*TO BE DONE*: State how many lines of the records contain the string "name", and give no other information.

*ENTRIES SUPPLIED*:
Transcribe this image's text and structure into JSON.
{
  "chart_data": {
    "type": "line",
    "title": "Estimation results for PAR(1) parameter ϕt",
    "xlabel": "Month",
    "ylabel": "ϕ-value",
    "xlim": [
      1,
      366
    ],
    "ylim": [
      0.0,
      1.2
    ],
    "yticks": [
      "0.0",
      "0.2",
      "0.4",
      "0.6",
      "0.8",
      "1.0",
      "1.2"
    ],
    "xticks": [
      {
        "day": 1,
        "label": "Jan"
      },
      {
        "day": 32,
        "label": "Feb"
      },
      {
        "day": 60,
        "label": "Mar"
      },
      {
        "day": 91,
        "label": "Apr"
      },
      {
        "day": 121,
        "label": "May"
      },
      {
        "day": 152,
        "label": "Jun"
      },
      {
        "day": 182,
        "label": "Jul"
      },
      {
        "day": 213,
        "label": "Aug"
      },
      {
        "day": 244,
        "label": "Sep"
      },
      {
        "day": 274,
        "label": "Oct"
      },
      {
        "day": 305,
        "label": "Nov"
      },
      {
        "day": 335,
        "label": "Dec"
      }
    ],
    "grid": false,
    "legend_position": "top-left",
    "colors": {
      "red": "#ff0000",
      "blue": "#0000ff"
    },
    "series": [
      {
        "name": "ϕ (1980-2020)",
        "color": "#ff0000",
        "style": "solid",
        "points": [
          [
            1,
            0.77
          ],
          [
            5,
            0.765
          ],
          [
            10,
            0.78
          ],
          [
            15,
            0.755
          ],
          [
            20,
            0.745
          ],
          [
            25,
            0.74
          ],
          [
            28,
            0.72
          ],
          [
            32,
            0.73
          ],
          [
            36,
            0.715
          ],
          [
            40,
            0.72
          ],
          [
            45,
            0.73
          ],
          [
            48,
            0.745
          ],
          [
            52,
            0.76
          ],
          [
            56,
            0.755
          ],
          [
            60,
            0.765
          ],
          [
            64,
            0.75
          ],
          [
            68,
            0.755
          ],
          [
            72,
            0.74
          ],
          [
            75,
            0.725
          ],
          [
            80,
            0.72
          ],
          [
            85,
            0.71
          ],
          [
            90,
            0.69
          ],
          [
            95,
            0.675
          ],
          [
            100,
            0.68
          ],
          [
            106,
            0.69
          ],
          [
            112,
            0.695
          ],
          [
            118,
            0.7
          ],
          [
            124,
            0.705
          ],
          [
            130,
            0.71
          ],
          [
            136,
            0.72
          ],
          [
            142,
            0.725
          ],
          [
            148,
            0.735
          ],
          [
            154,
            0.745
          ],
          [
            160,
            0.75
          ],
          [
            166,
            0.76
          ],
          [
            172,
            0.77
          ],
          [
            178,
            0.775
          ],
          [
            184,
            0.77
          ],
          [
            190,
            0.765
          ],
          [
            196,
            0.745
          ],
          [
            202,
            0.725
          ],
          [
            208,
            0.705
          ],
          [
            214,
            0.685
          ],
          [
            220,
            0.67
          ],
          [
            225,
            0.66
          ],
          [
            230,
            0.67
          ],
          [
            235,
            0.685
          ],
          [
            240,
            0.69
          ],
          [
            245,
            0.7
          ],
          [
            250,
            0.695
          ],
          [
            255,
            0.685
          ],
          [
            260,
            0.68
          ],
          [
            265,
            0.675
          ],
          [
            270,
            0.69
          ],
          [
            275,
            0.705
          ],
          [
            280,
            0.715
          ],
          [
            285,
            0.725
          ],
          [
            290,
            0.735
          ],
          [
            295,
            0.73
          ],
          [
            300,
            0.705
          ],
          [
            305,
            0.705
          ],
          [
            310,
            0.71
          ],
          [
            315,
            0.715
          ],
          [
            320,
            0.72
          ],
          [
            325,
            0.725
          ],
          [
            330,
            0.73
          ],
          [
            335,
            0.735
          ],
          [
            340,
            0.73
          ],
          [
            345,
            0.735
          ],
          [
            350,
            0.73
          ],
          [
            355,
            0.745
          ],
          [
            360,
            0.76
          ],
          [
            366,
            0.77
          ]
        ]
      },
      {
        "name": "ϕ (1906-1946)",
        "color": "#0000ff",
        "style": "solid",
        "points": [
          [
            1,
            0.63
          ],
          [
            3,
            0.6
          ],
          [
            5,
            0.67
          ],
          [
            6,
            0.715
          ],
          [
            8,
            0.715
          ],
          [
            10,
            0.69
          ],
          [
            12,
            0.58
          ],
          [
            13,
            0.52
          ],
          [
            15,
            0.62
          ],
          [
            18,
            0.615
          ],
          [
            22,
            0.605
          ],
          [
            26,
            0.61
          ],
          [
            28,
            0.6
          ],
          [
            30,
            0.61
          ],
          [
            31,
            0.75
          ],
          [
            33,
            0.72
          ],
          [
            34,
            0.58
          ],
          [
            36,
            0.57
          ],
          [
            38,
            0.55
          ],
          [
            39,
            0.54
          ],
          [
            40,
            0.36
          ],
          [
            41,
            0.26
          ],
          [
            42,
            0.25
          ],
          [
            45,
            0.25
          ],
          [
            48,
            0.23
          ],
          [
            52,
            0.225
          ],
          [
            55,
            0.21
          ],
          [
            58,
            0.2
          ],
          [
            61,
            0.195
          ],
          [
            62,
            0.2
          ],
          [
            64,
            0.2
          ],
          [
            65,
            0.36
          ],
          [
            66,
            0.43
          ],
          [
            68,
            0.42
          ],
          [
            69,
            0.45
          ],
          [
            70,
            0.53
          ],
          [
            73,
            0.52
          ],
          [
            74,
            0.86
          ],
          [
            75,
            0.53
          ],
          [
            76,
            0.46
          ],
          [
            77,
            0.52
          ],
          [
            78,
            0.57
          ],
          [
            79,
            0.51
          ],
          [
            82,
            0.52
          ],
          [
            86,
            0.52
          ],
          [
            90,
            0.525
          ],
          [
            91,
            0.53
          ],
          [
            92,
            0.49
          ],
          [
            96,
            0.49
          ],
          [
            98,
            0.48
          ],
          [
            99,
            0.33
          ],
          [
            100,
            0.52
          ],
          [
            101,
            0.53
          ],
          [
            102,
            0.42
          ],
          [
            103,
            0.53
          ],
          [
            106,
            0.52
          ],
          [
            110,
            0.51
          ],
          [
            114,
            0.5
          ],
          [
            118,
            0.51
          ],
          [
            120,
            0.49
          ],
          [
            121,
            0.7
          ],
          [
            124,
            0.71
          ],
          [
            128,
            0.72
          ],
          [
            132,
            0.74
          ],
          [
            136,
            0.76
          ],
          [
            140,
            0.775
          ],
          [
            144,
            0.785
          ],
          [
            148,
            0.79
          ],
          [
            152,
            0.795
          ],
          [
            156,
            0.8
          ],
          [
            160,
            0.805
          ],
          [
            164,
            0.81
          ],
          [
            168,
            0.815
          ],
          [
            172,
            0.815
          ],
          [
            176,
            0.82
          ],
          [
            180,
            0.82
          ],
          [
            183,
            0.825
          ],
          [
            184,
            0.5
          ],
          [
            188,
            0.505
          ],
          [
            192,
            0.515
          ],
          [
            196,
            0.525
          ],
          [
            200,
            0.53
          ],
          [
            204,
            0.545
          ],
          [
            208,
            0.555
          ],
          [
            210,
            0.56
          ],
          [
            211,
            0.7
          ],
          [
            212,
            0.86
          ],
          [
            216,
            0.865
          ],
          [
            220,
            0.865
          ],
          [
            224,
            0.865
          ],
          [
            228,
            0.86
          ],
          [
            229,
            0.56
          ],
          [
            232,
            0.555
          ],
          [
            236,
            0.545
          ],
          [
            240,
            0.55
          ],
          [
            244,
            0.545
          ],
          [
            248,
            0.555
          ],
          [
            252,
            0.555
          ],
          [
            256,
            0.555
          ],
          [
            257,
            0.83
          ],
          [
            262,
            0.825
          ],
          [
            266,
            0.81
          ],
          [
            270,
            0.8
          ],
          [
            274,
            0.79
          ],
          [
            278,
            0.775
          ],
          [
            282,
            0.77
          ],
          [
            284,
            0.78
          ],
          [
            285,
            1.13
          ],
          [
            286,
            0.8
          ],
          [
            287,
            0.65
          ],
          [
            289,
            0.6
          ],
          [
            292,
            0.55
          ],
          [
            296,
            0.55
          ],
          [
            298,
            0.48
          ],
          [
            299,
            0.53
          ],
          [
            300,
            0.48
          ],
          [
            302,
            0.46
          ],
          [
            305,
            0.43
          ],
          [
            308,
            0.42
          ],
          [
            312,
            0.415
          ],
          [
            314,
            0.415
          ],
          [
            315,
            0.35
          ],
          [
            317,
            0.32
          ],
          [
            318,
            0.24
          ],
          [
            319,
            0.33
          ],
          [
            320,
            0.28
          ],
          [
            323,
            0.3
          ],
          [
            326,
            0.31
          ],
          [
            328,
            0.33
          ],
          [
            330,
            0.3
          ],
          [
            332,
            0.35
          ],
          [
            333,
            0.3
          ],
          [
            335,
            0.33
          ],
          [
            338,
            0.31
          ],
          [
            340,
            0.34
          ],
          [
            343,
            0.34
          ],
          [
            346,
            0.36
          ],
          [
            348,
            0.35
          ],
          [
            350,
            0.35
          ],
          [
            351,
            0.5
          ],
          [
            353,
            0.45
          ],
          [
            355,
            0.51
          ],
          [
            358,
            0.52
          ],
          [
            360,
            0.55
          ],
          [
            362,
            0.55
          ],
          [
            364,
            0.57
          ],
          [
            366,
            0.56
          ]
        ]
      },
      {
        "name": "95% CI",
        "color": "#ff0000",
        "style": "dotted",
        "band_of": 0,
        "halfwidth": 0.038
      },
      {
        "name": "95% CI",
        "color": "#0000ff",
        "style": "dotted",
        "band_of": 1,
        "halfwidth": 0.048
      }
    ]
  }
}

*FINISHED ANSWER*: 4